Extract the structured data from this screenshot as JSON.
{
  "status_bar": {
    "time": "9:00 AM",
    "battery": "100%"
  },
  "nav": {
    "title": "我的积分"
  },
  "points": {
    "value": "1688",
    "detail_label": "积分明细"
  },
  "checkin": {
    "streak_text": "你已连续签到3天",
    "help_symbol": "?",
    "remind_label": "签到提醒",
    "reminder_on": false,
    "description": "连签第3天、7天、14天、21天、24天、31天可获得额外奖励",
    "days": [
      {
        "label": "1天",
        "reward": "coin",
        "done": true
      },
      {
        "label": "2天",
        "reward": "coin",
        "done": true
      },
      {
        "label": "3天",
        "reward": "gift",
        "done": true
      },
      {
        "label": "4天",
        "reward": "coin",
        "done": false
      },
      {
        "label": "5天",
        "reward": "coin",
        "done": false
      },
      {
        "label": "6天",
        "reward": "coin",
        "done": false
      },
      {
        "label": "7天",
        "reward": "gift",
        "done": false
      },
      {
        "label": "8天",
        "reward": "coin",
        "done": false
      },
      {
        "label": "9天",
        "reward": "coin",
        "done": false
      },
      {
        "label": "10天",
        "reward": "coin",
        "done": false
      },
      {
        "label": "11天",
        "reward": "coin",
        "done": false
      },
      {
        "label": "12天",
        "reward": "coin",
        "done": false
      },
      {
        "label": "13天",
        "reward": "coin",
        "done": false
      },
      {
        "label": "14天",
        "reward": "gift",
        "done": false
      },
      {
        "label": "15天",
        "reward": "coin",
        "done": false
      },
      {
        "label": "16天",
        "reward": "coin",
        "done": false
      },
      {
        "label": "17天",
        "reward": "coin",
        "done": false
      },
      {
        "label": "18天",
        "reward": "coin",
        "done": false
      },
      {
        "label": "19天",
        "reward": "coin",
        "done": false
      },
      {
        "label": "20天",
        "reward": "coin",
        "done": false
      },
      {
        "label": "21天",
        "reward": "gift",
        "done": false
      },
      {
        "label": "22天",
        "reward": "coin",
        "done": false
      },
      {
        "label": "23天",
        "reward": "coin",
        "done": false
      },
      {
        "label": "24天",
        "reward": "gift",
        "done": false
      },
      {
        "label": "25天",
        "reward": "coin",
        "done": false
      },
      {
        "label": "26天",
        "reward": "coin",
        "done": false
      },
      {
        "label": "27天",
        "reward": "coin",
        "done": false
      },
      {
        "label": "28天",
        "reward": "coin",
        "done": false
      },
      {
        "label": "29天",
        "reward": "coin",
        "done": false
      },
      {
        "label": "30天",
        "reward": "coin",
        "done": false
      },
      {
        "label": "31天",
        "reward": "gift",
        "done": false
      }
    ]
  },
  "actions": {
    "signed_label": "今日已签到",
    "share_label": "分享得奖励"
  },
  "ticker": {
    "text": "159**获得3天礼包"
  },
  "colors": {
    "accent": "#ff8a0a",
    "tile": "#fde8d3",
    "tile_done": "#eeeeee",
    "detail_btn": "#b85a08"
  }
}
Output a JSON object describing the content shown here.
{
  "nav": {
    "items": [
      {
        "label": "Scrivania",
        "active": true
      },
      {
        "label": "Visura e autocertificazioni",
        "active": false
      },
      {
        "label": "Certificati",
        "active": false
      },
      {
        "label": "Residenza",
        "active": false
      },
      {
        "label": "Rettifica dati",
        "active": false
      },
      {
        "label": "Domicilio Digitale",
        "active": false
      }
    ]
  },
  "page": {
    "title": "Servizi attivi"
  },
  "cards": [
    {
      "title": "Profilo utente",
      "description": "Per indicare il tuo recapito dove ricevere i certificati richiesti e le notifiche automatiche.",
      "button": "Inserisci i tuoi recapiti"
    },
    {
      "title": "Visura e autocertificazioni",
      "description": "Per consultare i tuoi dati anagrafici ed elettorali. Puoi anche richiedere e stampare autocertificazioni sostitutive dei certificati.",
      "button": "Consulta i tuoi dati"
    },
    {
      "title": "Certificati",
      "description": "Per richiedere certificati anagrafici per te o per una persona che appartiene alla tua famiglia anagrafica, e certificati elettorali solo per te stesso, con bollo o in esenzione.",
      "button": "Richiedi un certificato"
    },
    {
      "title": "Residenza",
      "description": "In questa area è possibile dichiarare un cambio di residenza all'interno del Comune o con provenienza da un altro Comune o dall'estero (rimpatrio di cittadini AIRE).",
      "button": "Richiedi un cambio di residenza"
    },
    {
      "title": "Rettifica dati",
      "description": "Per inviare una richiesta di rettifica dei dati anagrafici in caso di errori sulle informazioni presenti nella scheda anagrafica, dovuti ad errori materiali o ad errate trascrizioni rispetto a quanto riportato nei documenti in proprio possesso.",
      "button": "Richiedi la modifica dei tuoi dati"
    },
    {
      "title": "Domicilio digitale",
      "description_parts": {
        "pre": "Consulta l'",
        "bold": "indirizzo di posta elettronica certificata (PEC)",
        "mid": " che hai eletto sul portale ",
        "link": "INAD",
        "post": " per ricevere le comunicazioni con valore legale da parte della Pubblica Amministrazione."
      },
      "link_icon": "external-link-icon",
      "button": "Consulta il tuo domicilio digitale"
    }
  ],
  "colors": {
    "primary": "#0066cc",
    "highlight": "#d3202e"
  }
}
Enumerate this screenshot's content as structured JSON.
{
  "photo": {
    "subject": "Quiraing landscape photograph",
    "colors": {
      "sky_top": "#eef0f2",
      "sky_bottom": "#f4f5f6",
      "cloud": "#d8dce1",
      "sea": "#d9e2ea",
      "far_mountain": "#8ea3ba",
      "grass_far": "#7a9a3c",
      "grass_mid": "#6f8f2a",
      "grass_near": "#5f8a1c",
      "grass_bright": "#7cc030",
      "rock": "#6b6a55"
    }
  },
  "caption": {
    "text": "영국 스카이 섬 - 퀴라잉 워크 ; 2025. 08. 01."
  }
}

-------

Your objective ▸
Would you give the material above again, complete and exact?

Task result ▸
Extract the structured data from this screenshot as JSON.
{
  "status_bar": {
    "time": "9:00 AM",
    "battery": "100%"
  },
  "nav": {
    "title": "我的积分"
  },
  "points": {
    "value": "1688",
    "detail_label": "积分明细"
  },
  "checkin": {
    "streak_text": "你已连续签到3天",
    "help_symbol": "?",
    "remind_label": "签到提醒",
    "reminder_on": false,
    "description": "连签第3天、7天、14天、21天、24天、31天可获得额外奖励",
    "days": [
      {
        "label": "1天",
        "reward": "coin",
        "done": true
      },
      {
        "label": "2天",
        "reward": "coin",
        "done": true
      },
      {
        "label": "3天",
        "reward": "gift",
        "done": true
      },
      {
        "label": "4天",
        "reward": "coin",
        "done": false
      },
      {
        "label": "5天",
        "reward": "coin",
        "done": false
      },
      {
        "label": "6天",
        "reward": "coin",
        "done": false
      },
      {
        "label": "7天",
        "reward": "gift",
        "done": false
      },
      {
        "label": "8天",
        "reward": "coin",
        "done": false
      },
      {
        "label": "9天",
        "reward": "coin",
        "done": false
      },
      {
        "label": "10天",
        "reward": "coin",
        "done": false
      },
      {
        "label": "11天",
        "reward": "coin",
        "done": false
      },
      {
        "label": "12天",
        "reward": "coin",
        "done": false
      },
      {
        "label": "13天",
        "reward": "coin",
        "done": false
      },
      {
        "label": "14天",
        "reward": "gift",
        "done": false
      },
      {
        "label": "15天",
        "reward": "coin",
        "done": false
      },
      {
        "label": "16天",
        "reward": "coin",
        "done": false
      },
      {
        "label": "17天",
        "reward": "coin",
        "done": false
      },
      {
        "label": "18天",
        "reward": "coin",
        "done": false
      },
      {
        "label": "19天",
        "reward": "coin",
        "done": false
      },
      {
        "label": "20天",
        "reward": "coin",
        "done": false
      },
      {
        "label": "21天",
        "reward": "gift",
        "done": false
      },
      {
        "label": "22天",
        "reward": "coin",
        "done": false
      },
      {
        "label": "23天",
        "reward": "coin",
        "done": false
      },
      {
        "label": "24天",
        "reward": "gift",
        "done": false
      },
      {
        "label": "25天",
        "reward": "coin",
        "done": false
      },
      {
        "label": "26天",
        "reward": "coin",
        "done": false
      },
      {
        "label": "27天",
        "reward": "coin",
        "done": false
      },
      {
        "label": "28天",
        "reward": "coin",
        "done": false
      },
      {
        "label": "29天",
        "reward": "coin",
        "done": false
      },
      {
        "label": "30天",
        "reward": "coin",
        "done": false
      },
      {
        "label": "31天",
        "reward": "gift",
        "done": false
      }
    ]
  },
  "actions": {
    "signed_label": "今日已签到",
    "share_label": "分享得奖励"
  },
  "ticker": {
    "text": "159**获得3天礼包"
  },
  "colors": {
    "accent": "#ff8a0a",
    "tile": "#fde8d3",
    "tile_done": "#eeeeee",
    "detail_btn": "#b85a08"
  }
}
Output a JSON object describing the content shown here.
{
  "nav": {
    "items": [
      {
        "label": "Scrivania",
        "active": true
      },
      {
        "label": "Visura e autocertificazioni",
        "active": false
      },
      {
        "label": "Certificati",
        "active": false
      },
      {
        "label": "Residenza",
        "active": false
      },
      {
        "label": "Rettifica dati",
        "active": false
      },
      {
        "label": "Domicilio Digitale",
        "active": false
      }
    ]
  },
  "page": {
    "title": "Servizi attivi"
  },
  "cards": [
    {
      "title": "Profilo utente",
      "description": "Per indicare il tuo recapito dove ricevere i certificati richiesti e le notifiche automatiche.",
      "button": "Inserisci i tuoi recapiti"
    },
    {
      "title": "Visura e autocertificazioni",
      "description": "Per consultare i tuoi dati anagrafici ed elettorali. Puoi anche richiedere e stampare autocertificazioni sostitutive dei certificati.",
      "button": "Consulta i tuoi dati"
    },
    {
      "title": "Certificati",
      "description": "Per richiedere certificati anagrafici per te o per una persona che appartiene alla tua famiglia anagrafica, e certificati elettorali solo per te stesso, con bollo o in esenzione.",
      "button": "Richiedi un certificato"
    },
    {
      "title": "Residenza",
      "description": "In questa area è possibile dichiarare un cambio di residenza all'interno del Comune o con provenienza da un altro Comune o dall'estero (rimpatrio di cittadini AIRE).",
      "button": "Richiedi un cambio di residenza"
    },
    {
      "title": "Rettifica dati",
      "description": "Per inviare una richiesta di rettifica dei dati anagrafici in caso di errori sulle informazioni presenti nella scheda anagrafica, dovuti ad errori materiali o ad errate trascrizioni rispetto a quanto riportato nei documenti in proprio possesso.",
      "button": "Richiedi la modifica dei tuoi dati"
    },
    {
      "title": "Domicilio digitale",
      "description_parts": {
        "pre": "Consulta l'",
        "bold": "indirizzo di posta elettronica certificata (PEC)",
        "mid": " che hai eletto sul portale ",
        "link": "INAD",
        "post": " per ricevere le comunicazioni con valore legale da parte della Pubblica Amministrazione."
      },
      "link_icon": "external-link-icon",
      "button": "Consulta il tuo domicilio digitale"
    }
  ],
  "colors": {
    "primary": "#0066cc",
    "highlight": "#d3202e"
  }
}
Enumerate this screenshot's content as structured JSON.
{
  "photo": {
    "subject": "Quiraing landscape photograph",
    "colors": {
      "sky_top": "#eef0f2",
      "sky_bottom": "#f4f5f6",
      "cloud": "#d8dce1",
      "sea": "#d9e2ea",
      "far_mountain": "#8ea3ba",
      "grass_far": "#7a9a3c",
      "grass_mid": "#6f8f2a",
      "grass_near": "#5f8a1c",
      "grass_bright": "#7cc030",
      "rock": "#6b6a55"
    }
  },
  "caption": {
    "text": "영국 스카이 섬 - 퀴라잉 워크 ; 2025. 08. 01."
  }
}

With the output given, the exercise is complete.